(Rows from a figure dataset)
-- begin --

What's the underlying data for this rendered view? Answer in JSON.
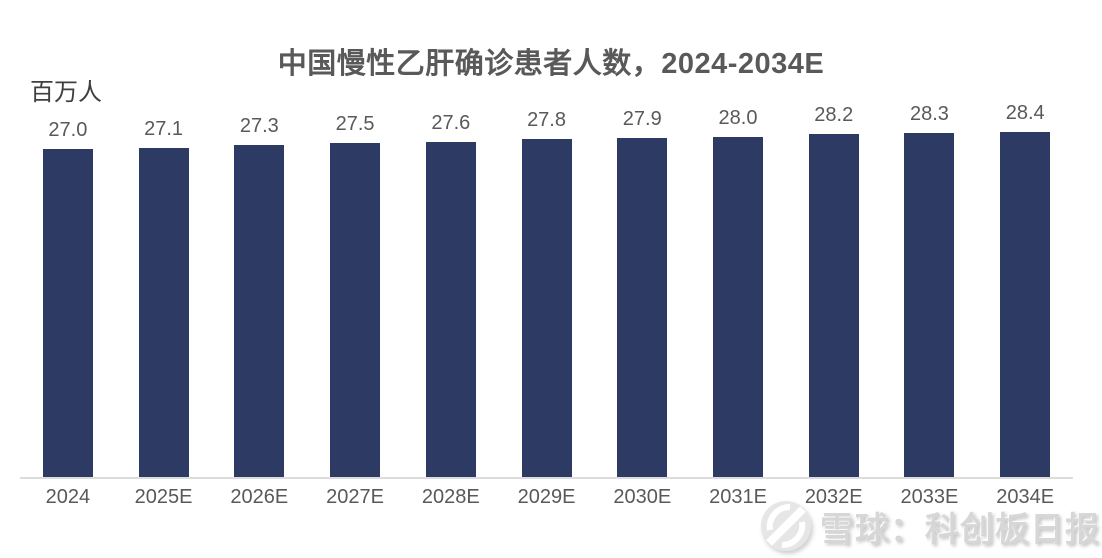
{
  "chart_data": {
    "type": "bar",
    "title": "中国慢性乙肝确诊患者人数，2024-2034E",
    "unit_label": "百万人",
    "xlabel": "",
    "ylabel": "百万人",
    "categories": [
      "2024",
      "2025E",
      "2026E",
      "2027E",
      "2028E",
      "2029E",
      "2030E",
      "2031E",
      "2032E",
      "2033E",
      "2034E"
    ],
    "values": [
      27.0,
      27.1,
      27.3,
      27.5,
      27.6,
      27.8,
      27.9,
      28.0,
      28.2,
      28.3,
      28.4
    ],
    "value_labels": [
      "27.0",
      "27.1",
      "27.3",
      "27.5",
      "27.6",
      "27.8",
      "27.9",
      "28.0",
      "28.2",
      "28.3",
      "28.4"
    ],
    "ylim": [
      0,
      31
    ],
    "grid": false,
    "data_labels": true,
    "legend": "none",
    "bar_color": "#2C3A64",
    "label_color": "#595959",
    "axis_line_color": "#dcdcdc"
  },
  "watermark": {
    "text": "雪球：科创板日报",
    "logo": "xueqiu-logo"
  }
}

-- end --

**REQUIRED TASK**
Transcribe the whole listing, character for character, but not its images.

**COMPLETE RESPONSE**
What's the underlying data for this rendered view? Answer in JSON.
{
  "chart_data": {
    "type": "bar",
    "title": "中国慢性乙肝确诊患者人数，2024-2034E",
    "unit_label": "百万人",
    "xlabel": "",
    "ylabel": "百万人",
    "categories": [
      "2024",
      "2025E",
      "2026E",
      "2027E",
      "2028E",
      "2029E",
      "2030E",
      "2031E",
      "2032E",
      "2033E",
      "2034E"
    ],
    "values": [
      27.0,
      27.1,
      27.3,
      27.5,
      27.6,
      27.8,
      27.9,
      28.0,
      28.2,
      28.3,
      28.4
    ],
    "value_labels": [
      "27.0",
      "27.1",
      "27.3",
      "27.5",
      "27.6",
      "27.8",
      "27.9",
      "28.0",
      "28.2",
      "28.3",
      "28.4"
    ],
    "ylim": [
      0,
      31
    ],
    "grid": false,
    "data_labels": true,
    "legend": "none",
    "bar_color": "#2C3A64",
    "label_color": "#595959",
    "axis_line_color": "#dcdcdc"
  },
  "watermark": {
    "text": "雪球：科创板日报",
    "logo": "xueqiu-logo"
  }
}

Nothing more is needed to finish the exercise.